*WHAT NEEDS TO BE DONE*. Search the material for the word "high" and copy each line that holds it.

Stored items from a collection:
^^^^^^^^

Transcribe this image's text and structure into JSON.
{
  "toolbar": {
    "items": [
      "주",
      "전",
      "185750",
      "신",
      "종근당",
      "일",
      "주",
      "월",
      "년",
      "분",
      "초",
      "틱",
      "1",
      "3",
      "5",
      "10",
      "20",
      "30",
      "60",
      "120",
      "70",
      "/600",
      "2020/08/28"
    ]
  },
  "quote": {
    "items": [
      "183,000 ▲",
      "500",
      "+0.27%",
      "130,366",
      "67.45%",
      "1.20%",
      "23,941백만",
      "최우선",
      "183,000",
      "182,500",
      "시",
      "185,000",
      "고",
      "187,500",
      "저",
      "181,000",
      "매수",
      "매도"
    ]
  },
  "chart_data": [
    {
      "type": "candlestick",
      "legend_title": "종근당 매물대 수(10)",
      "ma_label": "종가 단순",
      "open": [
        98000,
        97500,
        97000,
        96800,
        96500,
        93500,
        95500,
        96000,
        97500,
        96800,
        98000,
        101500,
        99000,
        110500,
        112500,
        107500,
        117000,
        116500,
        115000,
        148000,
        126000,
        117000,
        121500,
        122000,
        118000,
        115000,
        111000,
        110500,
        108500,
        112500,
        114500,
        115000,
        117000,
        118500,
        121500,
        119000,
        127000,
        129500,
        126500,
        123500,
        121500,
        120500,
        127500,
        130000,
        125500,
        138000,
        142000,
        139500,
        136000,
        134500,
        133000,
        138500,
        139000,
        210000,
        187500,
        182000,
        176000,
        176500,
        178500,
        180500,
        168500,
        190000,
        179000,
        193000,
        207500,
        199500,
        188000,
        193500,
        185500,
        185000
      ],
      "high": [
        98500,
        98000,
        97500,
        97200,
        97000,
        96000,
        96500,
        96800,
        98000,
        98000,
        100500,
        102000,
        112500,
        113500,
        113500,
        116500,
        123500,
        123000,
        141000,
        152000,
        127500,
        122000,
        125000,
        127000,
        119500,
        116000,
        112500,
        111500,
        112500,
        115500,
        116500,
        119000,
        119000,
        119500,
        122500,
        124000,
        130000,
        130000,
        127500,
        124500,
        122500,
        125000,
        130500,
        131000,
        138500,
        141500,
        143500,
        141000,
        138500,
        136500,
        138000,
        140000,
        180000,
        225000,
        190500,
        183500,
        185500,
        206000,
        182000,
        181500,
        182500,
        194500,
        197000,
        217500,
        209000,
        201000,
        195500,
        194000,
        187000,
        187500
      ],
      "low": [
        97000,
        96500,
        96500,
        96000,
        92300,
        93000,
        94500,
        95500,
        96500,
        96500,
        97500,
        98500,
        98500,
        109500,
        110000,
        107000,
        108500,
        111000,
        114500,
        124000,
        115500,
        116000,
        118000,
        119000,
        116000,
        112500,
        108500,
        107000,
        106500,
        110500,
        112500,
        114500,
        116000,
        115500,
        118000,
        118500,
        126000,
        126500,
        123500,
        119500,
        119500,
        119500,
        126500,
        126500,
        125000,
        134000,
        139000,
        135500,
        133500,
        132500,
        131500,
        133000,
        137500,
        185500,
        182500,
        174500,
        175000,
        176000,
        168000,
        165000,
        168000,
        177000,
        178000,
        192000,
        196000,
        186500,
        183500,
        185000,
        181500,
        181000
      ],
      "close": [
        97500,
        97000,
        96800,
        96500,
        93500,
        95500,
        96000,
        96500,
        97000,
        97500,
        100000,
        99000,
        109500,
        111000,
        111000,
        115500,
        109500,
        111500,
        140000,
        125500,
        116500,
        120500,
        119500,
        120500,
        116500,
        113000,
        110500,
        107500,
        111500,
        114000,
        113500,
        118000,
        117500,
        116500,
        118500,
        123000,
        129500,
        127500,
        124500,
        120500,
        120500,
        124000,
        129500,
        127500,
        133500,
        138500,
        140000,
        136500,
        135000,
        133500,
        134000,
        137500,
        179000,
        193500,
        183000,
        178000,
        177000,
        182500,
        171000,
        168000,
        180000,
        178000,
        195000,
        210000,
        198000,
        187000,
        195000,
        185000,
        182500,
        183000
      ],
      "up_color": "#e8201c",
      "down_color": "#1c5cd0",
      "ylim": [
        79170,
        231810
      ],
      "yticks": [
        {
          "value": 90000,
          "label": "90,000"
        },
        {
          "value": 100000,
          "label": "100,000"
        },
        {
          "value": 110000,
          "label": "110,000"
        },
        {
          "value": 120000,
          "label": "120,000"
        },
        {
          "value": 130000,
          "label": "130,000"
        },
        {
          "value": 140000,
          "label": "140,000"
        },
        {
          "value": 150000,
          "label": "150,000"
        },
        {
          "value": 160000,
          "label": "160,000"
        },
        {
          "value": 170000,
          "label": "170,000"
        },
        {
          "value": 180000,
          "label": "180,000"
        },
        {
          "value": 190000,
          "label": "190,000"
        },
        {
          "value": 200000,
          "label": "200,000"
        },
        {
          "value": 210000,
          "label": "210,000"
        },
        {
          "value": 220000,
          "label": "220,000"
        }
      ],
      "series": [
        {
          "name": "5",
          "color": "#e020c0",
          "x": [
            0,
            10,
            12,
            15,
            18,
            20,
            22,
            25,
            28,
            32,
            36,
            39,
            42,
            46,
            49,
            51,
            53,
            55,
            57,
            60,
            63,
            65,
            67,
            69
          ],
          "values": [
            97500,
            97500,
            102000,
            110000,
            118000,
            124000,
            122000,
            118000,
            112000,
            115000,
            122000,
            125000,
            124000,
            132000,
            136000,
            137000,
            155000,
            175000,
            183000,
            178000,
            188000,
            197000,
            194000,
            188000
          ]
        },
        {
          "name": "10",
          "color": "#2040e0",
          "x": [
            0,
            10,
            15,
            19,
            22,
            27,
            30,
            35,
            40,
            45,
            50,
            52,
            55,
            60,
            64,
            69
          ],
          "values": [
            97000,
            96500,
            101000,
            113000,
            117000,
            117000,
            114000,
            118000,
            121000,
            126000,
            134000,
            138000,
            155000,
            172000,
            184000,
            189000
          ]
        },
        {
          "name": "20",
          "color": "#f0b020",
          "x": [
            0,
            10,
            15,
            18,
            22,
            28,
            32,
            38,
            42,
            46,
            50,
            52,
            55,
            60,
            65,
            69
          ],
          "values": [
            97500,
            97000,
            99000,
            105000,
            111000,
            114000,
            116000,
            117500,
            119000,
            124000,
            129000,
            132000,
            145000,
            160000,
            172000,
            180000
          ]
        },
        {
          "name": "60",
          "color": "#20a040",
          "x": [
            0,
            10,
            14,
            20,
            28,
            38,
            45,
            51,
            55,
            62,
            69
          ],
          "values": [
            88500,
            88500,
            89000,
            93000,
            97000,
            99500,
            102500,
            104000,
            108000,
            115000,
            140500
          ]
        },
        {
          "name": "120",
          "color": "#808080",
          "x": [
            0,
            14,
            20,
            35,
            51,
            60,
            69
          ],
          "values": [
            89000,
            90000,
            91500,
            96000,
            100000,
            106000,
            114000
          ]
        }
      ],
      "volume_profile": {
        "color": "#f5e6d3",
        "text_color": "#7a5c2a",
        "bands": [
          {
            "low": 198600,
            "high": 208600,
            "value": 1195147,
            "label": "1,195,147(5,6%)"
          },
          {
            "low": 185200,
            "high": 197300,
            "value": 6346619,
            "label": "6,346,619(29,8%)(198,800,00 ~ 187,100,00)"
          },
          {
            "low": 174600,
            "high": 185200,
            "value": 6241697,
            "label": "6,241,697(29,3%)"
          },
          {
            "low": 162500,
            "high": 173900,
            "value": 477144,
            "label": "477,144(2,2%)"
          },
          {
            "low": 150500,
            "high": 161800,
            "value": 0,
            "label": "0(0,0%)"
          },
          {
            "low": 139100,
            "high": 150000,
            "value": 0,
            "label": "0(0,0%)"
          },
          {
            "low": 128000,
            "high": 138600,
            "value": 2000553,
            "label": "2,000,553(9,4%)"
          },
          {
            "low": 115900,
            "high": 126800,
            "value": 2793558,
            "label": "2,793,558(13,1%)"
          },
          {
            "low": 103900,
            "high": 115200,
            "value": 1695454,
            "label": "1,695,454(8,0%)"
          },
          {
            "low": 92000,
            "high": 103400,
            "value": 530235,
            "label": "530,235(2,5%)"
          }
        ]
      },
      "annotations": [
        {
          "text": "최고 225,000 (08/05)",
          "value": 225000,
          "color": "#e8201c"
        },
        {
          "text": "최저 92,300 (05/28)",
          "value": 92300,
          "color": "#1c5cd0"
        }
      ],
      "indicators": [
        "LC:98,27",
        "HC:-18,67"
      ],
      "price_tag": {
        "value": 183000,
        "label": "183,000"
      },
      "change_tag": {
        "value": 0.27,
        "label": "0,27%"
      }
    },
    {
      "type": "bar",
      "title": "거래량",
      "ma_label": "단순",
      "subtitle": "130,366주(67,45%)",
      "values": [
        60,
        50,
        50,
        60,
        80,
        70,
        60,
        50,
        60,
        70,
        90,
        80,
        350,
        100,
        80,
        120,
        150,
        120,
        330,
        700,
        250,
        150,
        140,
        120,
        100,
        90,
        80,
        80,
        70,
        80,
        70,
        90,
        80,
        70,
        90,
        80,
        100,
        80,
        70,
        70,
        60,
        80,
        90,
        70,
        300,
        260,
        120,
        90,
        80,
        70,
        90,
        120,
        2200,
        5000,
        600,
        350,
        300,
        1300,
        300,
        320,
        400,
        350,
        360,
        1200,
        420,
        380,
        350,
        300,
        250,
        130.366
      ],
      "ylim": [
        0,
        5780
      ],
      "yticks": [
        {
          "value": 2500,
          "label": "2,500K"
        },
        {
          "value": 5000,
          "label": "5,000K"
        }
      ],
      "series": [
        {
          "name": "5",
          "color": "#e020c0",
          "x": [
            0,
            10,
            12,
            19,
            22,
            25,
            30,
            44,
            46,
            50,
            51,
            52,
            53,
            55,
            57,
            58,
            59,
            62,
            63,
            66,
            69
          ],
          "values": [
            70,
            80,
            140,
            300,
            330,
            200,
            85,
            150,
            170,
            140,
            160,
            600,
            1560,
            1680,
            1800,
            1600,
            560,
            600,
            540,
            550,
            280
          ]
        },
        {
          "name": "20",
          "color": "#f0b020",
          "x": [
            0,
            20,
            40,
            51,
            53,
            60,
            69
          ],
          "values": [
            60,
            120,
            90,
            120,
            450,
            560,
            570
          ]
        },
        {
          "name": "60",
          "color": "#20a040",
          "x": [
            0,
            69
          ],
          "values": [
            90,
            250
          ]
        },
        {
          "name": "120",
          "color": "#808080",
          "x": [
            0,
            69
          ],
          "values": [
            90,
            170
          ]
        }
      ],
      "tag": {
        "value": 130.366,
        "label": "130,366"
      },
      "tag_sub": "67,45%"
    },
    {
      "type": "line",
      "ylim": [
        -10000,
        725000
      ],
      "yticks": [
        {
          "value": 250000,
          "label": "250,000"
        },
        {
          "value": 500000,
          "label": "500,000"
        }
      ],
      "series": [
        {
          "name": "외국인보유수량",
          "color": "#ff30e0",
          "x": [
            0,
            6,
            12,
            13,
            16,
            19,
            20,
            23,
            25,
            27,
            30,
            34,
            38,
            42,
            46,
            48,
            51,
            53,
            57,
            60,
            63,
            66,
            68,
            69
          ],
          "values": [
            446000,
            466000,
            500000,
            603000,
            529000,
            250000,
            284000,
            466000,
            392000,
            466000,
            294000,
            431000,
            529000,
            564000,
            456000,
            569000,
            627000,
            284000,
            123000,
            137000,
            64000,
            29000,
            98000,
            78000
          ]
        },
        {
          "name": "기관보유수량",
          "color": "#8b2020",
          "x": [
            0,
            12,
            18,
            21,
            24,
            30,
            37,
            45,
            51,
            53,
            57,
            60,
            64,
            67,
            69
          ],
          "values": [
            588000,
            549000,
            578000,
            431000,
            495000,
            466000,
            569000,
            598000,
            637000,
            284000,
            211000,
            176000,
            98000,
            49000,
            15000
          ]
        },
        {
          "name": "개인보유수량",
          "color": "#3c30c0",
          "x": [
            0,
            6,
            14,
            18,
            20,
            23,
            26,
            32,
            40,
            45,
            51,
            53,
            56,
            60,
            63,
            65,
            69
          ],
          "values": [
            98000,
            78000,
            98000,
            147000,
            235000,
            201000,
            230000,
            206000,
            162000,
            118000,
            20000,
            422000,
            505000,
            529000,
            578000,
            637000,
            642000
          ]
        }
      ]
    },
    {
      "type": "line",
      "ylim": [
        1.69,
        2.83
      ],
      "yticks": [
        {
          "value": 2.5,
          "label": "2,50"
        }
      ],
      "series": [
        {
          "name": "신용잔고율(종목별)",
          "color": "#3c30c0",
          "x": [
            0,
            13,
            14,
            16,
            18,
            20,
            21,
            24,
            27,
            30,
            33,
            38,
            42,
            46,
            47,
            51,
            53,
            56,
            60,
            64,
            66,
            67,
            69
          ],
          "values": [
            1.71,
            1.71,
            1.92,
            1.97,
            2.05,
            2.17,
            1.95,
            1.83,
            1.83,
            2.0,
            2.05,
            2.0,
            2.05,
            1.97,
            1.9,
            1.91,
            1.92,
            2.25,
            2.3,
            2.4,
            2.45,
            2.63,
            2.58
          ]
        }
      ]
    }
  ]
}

^^^^^^^^

*FINAL ANSWER*.
      "high": [
            "high": 208600,
            "high": 197300,
            "high": 185200,
            "high": 173900,
            "high": 161800,
            "high": 150000,
            "high": 138600,
            "high": 126800,
            "high": 115200,
            "high": 103400,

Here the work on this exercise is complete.